◆ **Task to carry out**
Make an exact copy of the records, with the images left out.

◆ **Stored data**
-- start --

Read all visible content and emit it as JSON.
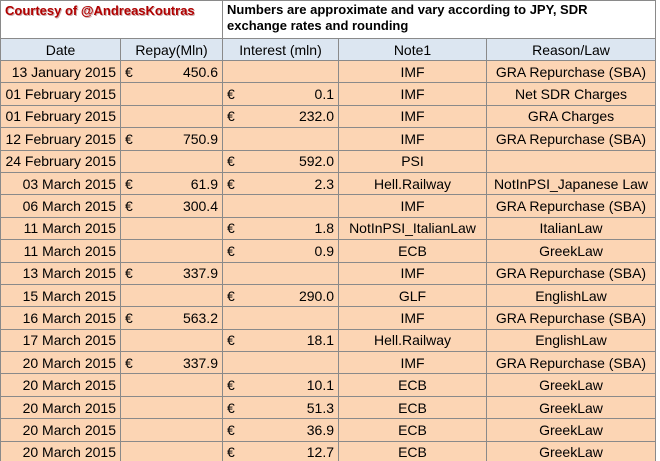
{
  "header": {
    "credit": "Courtesy of @AndreasKoutras",
    "note": "Numbers are approximate and vary according to JPY, SDR exchange rates and rounding"
  },
  "table": {
    "columns": [
      "Date",
      "Repay(Mln)",
      "Interest (mln)",
      "Note1",
      "Reason/Law"
    ],
    "rows": [
      {
        "date": "13 January 2015",
        "repay": {
          "currency": "€",
          "amount": "450.6"
        },
        "interest": null,
        "note": "IMF",
        "reason": "GRA Repurchase (SBA)"
      },
      {
        "date": "01 February 2015",
        "repay": null,
        "interest": {
          "currency": "€",
          "amount": "0.1"
        },
        "note": "IMF",
        "reason": "Net SDR Charges"
      },
      {
        "date": "01 February 2015",
        "repay": null,
        "interest": {
          "currency": "€",
          "amount": "232.0"
        },
        "note": "IMF",
        "reason": "GRA Charges"
      },
      {
        "date": "12 February 2015",
        "repay": {
          "currency": "€",
          "amount": "750.9"
        },
        "interest": null,
        "note": "IMF",
        "reason": "GRA Repurchase (SBA)"
      },
      {
        "date": "24 February 2015",
        "repay": null,
        "interest": {
          "currency": "€",
          "amount": "592.0"
        },
        "note": "PSI",
        "reason": null
      },
      {
        "date": "03 March 2015",
        "repay": {
          "currency": "€",
          "amount": "61.9"
        },
        "interest": {
          "currency": "€",
          "amount": "2.3"
        },
        "note": "Hell.Railway",
        "reason": "NotInPSI_Japanese Law"
      },
      {
        "date": "06 March 2015",
        "repay": {
          "currency": "€",
          "amount": "300.4"
        },
        "interest": null,
        "note": "IMF",
        "reason": "GRA Repurchase (SBA)"
      },
      {
        "date": "11 March 2015",
        "repay": null,
        "interest": {
          "currency": "€",
          "amount": "1.8"
        },
        "note": "NotInPSI_ItalianLaw",
        "reason": "ItalianLaw"
      },
      {
        "date": "11 March 2015",
        "repay": null,
        "interest": {
          "currency": "€",
          "amount": "0.9"
        },
        "note": "ECB",
        "reason": "GreekLaw"
      },
      {
        "date": "13 March 2015",
        "repay": {
          "currency": "€",
          "amount": "337.9"
        },
        "interest": null,
        "note": "IMF",
        "reason": "GRA Repurchase (SBA)"
      },
      {
        "date": "15 March 2015",
        "repay": null,
        "interest": {
          "currency": "€",
          "amount": "290.0"
        },
        "note": "GLF",
        "reason": "EnglishLaw"
      },
      {
        "date": "16 March 2015",
        "repay": {
          "currency": "€",
          "amount": "563.2"
        },
        "interest": null,
        "note": "IMF",
        "reason": "GRA Repurchase (SBA)"
      },
      {
        "date": "17 March 2015",
        "repay": null,
        "interest": {
          "currency": "€",
          "amount": "18.1"
        },
        "note": "Hell.Railway",
        "reason": "EnglishLaw"
      },
      {
        "date": "20 March 2015",
        "repay": {
          "currency": "€",
          "amount": "337.9"
        },
        "interest": null,
        "note": "IMF",
        "reason": "GRA Repurchase (SBA)"
      },
      {
        "date": "20 March 2015",
        "repay": null,
        "interest": {
          "currency": "€",
          "amount": "10.1"
        },
        "note": "ECB",
        "reason": "GreekLaw"
      },
      {
        "date": "20 March 2015",
        "repay": null,
        "interest": {
          "currency": "€",
          "amount": "51.3"
        },
        "note": "ECB",
        "reason": "GreekLaw"
      },
      {
        "date": "20 March 2015",
        "repay": null,
        "interest": {
          "currency": "€",
          "amount": "36.9"
        },
        "note": "ECB",
        "reason": "GreekLaw"
      },
      {
        "date": "20 March 2015",
        "repay": null,
        "interest": {
          "currency": "€",
          "amount": "12.7"
        },
        "note": "ECB",
        "reason": "GreekLaw"
      }
    ]
  }
}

-- end --

◆ **Task solution**
Read all visible content and emit it as JSON.
{
  "header": {
    "credit": "Courtesy of @AndreasKoutras",
    "note": "Numbers are approximate and vary according to JPY, SDR exchange rates and rounding"
  },
  "table": {
    "columns": [
      "Date",
      "Repay(Mln)",
      "Interest (mln)",
      "Note1",
      "Reason/Law"
    ],
    "rows": [
      {
        "date": "13 January 2015",
        "repay": {
          "currency": "€",
          "amount": "450.6"
        },
        "interest": null,
        "note": "IMF",
        "reason": "GRA Repurchase (SBA)"
      },
      {
        "date": "01 February 2015",
        "repay": null,
        "interest": {
          "currency": "€",
          "amount": "0.1"
        },
        "note": "IMF",
        "reason": "Net SDR Charges"
      },
      {
        "date": "01 February 2015",
        "repay": null,
        "interest": {
          "currency": "€",
          "amount": "232.0"
        },
        "note": "IMF",
        "reason": "GRA Charges"
      },
      {
        "date": "12 February 2015",
        "repay": {
          "currency": "€",
          "amount": "750.9"
        },
        "interest": null,
        "note": "IMF",
        "reason": "GRA Repurchase (SBA)"
      },
      {
        "date": "24 February 2015",
        "repay": null,
        "interest": {
          "currency": "€",
          "amount": "592.0"
        },
        "note": "PSI",
        "reason": null
      },
      {
        "date": "03 March 2015",
        "repay": {
          "currency": "€",
          "amount": "61.9"
        },
        "interest": {
          "currency": "€",
          "amount": "2.3"
        },
        "note": "Hell.Railway",
        "reason": "NotInPSI_Japanese Law"
      },
      {
        "date": "06 March 2015",
        "repay": {
          "currency": "€",
          "amount": "300.4"
        },
        "interest": null,
        "note": "IMF",
        "reason": "GRA Repurchase (SBA)"
      },
      {
        "date": "11 March 2015",
        "repay": null,
        "interest": {
          "currency": "€",
          "amount": "1.8"
        },
        "note": "NotInPSI_ItalianLaw",
        "reason": "ItalianLaw"
      },
      {
        "date": "11 March 2015",
        "repay": null,
        "interest": {
          "currency": "€",
          "amount": "0.9"
        },
        "note": "ECB",
        "reason": "GreekLaw"
      },
      {
        "date": "13 March 2015",
        "repay": {
          "currency": "€",
          "amount": "337.9"
        },
        "interest": null,
        "note": "IMF",
        "reason": "GRA Repurchase (SBA)"
      },
      {
        "date": "15 March 2015",
        "repay": null,
        "interest": {
          "currency": "€",
          "amount": "290.0"
        },
        "note": "GLF",
        "reason": "EnglishLaw"
      },
      {
        "date": "16 March 2015",
        "repay": {
          "currency": "€",
          "amount": "563.2"
        },
        "interest": null,
        "note": "IMF",
        "reason": "GRA Repurchase (SBA)"
      },
      {
        "date": "17 March 2015",
        "repay": null,
        "interest": {
          "currency": "€",
          "amount": "18.1"
        },
        "note": "Hell.Railway",
        "reason": "EnglishLaw"
      },
      {
        "date": "20 March 2015",
        "repay": {
          "currency": "€",
          "amount": "337.9"
        },
        "interest": null,
        "note": "IMF",
        "reason": "GRA Repurchase (SBA)"
      },
      {
        "date": "20 March 2015",
        "repay": null,
        "interest": {
          "currency": "€",
          "amount": "10.1"
        },
        "note": "ECB",
        "reason": "GreekLaw"
      },
      {
        "date": "20 March 2015",
        "repay": null,
        "interest": {
          "currency": "€",
          "amount": "51.3"
        },
        "note": "ECB",
        "reason": "GreekLaw"
      },
      {
        "date": "20 March 2015",
        "repay": null,
        "interest": {
          "currency": "€",
          "amount": "36.9"
        },
        "note": "ECB",
        "reason": "GreekLaw"
      },
      {
        "date": "20 March 2015",
        "repay": null,
        "interest": {
          "currency": "€",
          "amount": "12.7"
        },
        "note": "ECB",
        "reason": "GreekLaw"
      }
    ]
  }
}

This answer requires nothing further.